• [MATERIAL PROVIDED]:
----------

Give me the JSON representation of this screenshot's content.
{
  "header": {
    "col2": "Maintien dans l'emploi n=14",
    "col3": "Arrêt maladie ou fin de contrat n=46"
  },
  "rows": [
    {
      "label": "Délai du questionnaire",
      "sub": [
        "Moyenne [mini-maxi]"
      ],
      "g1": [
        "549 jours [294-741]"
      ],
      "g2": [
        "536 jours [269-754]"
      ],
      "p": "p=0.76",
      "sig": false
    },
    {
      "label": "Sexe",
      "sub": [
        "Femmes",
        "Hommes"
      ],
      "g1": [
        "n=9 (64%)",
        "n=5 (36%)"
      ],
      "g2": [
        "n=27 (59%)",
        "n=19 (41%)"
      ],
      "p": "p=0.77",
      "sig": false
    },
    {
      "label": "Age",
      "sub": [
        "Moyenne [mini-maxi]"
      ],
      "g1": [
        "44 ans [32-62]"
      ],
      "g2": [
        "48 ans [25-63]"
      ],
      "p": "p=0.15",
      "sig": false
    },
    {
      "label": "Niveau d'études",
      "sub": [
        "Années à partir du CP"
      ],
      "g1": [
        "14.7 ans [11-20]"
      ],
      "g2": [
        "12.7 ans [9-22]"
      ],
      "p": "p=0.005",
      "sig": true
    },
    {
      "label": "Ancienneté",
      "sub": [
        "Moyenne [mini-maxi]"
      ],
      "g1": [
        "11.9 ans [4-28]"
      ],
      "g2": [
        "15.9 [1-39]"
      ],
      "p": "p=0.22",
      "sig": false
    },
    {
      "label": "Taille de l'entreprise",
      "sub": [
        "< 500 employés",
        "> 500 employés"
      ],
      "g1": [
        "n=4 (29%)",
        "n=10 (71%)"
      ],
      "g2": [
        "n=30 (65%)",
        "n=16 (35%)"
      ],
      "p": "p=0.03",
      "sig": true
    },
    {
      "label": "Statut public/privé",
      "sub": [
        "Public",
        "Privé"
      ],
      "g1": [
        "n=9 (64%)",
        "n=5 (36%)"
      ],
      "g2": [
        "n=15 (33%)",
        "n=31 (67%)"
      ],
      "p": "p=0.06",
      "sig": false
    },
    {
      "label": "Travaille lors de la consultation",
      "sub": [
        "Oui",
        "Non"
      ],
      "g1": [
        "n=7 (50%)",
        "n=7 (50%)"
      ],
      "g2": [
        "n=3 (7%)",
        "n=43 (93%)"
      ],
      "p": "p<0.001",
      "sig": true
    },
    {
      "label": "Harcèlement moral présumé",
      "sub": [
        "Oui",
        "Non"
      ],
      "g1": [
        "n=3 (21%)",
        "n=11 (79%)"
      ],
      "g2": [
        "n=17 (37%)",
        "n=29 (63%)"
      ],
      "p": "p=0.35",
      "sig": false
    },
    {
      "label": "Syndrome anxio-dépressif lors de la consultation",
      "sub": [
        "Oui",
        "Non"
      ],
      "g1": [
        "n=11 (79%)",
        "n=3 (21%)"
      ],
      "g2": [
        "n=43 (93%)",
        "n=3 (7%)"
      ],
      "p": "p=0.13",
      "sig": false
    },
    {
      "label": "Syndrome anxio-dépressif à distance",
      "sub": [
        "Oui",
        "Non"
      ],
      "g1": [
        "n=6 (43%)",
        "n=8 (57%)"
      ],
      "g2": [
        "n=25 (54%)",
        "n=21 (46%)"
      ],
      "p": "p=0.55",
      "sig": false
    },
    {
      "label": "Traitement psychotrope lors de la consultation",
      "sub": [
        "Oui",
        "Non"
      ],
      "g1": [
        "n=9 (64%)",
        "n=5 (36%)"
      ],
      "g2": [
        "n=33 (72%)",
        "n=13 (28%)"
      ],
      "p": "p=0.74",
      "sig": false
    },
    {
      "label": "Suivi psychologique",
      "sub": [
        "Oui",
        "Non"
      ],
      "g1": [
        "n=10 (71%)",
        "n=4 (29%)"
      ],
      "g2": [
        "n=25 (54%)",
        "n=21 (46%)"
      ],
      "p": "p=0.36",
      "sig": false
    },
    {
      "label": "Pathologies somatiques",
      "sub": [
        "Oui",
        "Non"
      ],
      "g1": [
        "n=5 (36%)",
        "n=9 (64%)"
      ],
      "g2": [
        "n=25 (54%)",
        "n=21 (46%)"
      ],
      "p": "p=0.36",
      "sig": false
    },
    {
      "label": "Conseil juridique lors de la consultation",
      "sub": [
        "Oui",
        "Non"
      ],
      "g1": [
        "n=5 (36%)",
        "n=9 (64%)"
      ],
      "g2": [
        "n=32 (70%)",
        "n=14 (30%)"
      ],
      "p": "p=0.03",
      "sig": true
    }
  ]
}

----------

• [WHAT TO DO]: Select and copy every line of the listing with the word "Syndrome".

• [ANSWER TO THE PROBLEM]:
      "label": "Syndrome anxio-dépressif lors de la consultation",
      "label": "Syndrome anxio-dépressif à distance",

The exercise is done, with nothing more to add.